* REQUEST *
Reproduce the listing below in its entirety. Change nothing.

[Extracted records]
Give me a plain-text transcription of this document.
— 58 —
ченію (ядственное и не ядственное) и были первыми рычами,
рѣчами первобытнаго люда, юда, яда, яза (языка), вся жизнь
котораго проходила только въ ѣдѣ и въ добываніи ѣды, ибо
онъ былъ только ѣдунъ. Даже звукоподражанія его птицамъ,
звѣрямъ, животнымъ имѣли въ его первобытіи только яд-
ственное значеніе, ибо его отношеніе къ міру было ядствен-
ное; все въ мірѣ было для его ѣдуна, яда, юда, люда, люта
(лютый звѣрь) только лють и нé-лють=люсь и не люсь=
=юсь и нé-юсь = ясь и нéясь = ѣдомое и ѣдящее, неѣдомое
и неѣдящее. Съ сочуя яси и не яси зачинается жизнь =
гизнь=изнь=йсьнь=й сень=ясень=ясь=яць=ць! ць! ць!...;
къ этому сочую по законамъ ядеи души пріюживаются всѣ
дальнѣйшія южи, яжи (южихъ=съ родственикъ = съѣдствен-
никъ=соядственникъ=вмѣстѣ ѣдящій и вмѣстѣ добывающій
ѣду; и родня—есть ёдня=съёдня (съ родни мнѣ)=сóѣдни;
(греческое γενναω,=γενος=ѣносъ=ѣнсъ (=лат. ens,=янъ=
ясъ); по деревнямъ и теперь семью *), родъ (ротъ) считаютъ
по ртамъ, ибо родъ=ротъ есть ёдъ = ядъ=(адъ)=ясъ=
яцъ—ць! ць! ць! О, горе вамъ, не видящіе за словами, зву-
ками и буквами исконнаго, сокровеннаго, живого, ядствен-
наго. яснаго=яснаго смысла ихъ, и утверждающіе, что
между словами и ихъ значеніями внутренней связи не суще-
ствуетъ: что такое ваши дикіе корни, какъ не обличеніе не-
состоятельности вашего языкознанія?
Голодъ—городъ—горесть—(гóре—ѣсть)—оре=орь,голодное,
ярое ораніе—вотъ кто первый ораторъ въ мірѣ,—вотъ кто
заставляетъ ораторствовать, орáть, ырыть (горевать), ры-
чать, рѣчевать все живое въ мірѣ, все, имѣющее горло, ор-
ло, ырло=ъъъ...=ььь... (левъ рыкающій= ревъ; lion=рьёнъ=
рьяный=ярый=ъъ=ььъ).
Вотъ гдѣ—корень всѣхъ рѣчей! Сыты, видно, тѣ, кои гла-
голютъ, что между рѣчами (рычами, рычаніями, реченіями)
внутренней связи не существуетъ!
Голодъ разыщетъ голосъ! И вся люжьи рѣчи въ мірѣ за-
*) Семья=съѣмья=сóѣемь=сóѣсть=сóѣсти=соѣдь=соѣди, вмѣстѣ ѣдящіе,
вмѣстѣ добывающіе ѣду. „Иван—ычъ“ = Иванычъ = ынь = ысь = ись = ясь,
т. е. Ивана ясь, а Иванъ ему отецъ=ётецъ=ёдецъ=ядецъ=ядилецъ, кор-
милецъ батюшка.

* SOLUTION TO THE EXERCISE *
Give me a plain-text transcription of this document.
— 58 —
ченію (ядственное и не ядственное) и были первыми рычами,
рѣчами первобытнаго люда, юда, яда, яза (языка), вся жизнь
котораго проходила только въ ѣдѣ и въ добываніи ѣды, ибо
онъ былъ только ѣдунъ. Даже звукоподражанія его птицамъ,
звѣрямъ, животнымъ имѣли въ его первобытіи только яд-
ственное значеніе, ибо его отношеніе къ міру было ядствен-
ное; все въ мірѣ было для его ѣдуна, яда, юда, люда, люта
(лютый звѣрь) только лють и нé-лють=люсь и не люсь=
=юсь и нé-юсь = ясь и нéясь = ѣдомое и ѣдящее, неѣдомое
и неѣдящее. Съ сочуя яси и не яси зачинается жизнь =
гизнь=изнь=йсьнь=й сень=ясень=ясь=яць=ць! ць! ць!...;
къ этому сочую по законамъ ядеи души пріюживаются всѣ
дальнѣйшія южи, яжи (южихъ=съ родственикъ = съѣдствен-
никъ=соядственникъ=вмѣстѣ ѣдящій и вмѣстѣ добывающій
ѣду; и родня—есть ёдня=съёдня (съ родни мнѣ)=сóѣдни;
(греческое γενναω,=γενος=ѣносъ=ѣнсъ (=лат. ens,=янъ=
ясъ); по деревнямъ и теперь семью *), родъ (ротъ) считаютъ
по ртамъ, ибо родъ=ротъ есть ёдъ = ядъ=(адъ)=ясъ=
яцъ—ць! ць! ць! О, горе вамъ, не видящіе за словами, зву-
ками и буквами исконнаго, сокровеннаго, живого, ядствен-
наго. яснаго=яснаго смысла ихъ, и утверждающіе, что
между словами и ихъ значеніями внутренней связи не суще-
ствуетъ: что такое ваши дикіе корни, какъ не обличеніе не-
состоятельности вашего языкознанія?
Голодъ—городъ—горесть—(гóре—ѣсть)—оре=орь,голодное,
ярое ораніе—вотъ кто первый ораторъ въ мірѣ,—вотъ кто
заставляетъ ораторствовать, орáть, ырыть (горевать), ры-
чать, рѣчевать все живое въ мірѣ, все, имѣющее горло, ор-
ло, ырло=ъъъ...=ььь... (левъ рыкающій= ревъ; lion=рьёнъ=
рьяный=ярый=ъъ=ььъ).
Вотъ гдѣ—корень всѣхъ рѣчей! Сыты, видно, тѣ, кои гла-
голютъ, что между рѣчами (рычами, рычаніями, реченіями)
внутренней связи не существуетъ!
Голодъ разыщетъ голосъ! И вся люжьи рѣчи въ мірѣ за-
*) Семья=съѣмья=сóѣемь=сóѣсть=сóѣсти=соѣдь=соѣди, вмѣстѣ ѣдящіе,
вмѣстѣ добывающіе ѣду. „Иван—ычъ“ = Иванычъ = ынь = ысь = ись = ясь,
т. е. Ивана ясь, а Иванъ ему отецъ=ётецъ=ёдецъ=ядецъ=ядилецъ, кор-
милецъ батюшка.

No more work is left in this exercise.